__What the task requires__. The records below are to be repeated in full, exactly as they are.

**** Record extracts ****

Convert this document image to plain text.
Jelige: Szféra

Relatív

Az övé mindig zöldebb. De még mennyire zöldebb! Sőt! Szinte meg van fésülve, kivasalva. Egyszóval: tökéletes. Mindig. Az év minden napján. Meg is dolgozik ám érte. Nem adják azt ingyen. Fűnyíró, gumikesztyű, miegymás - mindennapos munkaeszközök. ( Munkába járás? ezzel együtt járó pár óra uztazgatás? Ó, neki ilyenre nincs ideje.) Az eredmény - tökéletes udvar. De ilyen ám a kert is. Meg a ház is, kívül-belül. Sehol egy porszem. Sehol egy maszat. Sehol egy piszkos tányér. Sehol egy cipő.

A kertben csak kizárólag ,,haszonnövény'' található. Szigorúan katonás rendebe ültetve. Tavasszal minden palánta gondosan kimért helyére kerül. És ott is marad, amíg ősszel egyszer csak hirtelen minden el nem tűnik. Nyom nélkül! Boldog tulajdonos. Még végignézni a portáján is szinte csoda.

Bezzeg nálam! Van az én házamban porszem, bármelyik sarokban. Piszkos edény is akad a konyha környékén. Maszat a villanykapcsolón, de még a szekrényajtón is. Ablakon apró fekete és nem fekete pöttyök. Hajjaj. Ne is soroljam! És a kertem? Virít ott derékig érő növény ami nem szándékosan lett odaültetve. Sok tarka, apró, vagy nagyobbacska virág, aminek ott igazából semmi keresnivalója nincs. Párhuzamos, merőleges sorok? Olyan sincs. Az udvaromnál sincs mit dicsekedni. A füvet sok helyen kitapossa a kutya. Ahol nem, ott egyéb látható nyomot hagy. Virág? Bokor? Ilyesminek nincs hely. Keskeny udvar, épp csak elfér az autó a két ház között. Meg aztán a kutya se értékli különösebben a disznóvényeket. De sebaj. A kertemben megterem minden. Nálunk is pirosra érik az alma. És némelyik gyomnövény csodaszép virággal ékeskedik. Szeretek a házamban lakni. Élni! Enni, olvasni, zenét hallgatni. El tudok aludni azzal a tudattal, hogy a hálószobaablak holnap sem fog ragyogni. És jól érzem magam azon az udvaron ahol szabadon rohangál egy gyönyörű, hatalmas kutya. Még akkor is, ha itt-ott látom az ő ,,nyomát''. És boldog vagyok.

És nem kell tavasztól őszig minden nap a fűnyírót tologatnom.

****

__Answer__.
Convert this document image to plain text.
Jelige: Szféra

Relatív

Az övé mindig zöldebb. De még mennyire zöldebb! Sőt! Szinte meg van fésülve, kivasalva. Egyszóval: tökéletes. Mindig. Az év minden napján. Meg is dolgozik ám érte. Nem adják azt ingyen. Fűnyíró, gumikesztyű, miegymás - mindennapos munkaeszközök. ( Munkába járás? ezzel együtt járó pár óra uztazgatás? Ó, neki ilyenre nincs ideje.) Az eredmény - tökéletes udvar. De ilyen ám a kert is. Meg a ház is, kívül-belül. Sehol egy porszem. Sehol egy maszat. Sehol egy piszkos tányér. Sehol egy cipő.

A kertben csak kizárólag ,,haszonnövény'' található. Szigorúan katonás rendebe ültetve. Tavasszal minden palánta gondosan kimért helyére kerül. És ott is marad, amíg ősszel egyszer csak hirtelen minden el nem tűnik. Nyom nélkül! Boldog tulajdonos. Még végignézni a portáján is szinte csoda.

Bezzeg nálam! Van az én házamban porszem, bármelyik sarokban. Piszkos edény is akad a konyha környékén. Maszat a villanykapcsolón, de még a szekrényajtón is. Ablakon apró fekete és nem fekete pöttyök. Hajjaj. Ne is soroljam! És a kertem? Virít ott derékig érő növény ami nem szándékosan lett odaültetve. Sok tarka, apró, vagy nagyobbacska virág, aminek ott igazából semmi keresnivalója nincs. Párhuzamos, merőleges sorok? Olyan sincs. Az udvaromnál sincs mit dicsekedni. A füvet sok helyen kitapossa a kutya. Ahol nem, ott egyéb látható nyomot hagy. Virág? Bokor? Ilyesminek nincs hely. Keskeny udvar, épp csak elfér az autó a két ház között. Meg aztán a kutya se értékli különösebben a disznóvényeket. De sebaj. A kertemben megterem minden. Nálunk is pirosra érik az alma. És némelyik gyomnövény csodaszép virággal ékeskedik. Szeretek a házamban lakni. Élni! Enni, olvasni, zenét hallgatni. El tudok aludni azzal a tudattal, hogy a hálószobaablak holnap sem fog ragyogni. És jól érzem magam azon az udvaron ahol szabadon rohangál egy gyönyörű, hatalmas kutya. Még akkor is, ha itt-ott látom az ő ,,nyomát''. És boldog vagyok.

És nem kell tavasztól őszig minden nap a fűnyírót tologatnom.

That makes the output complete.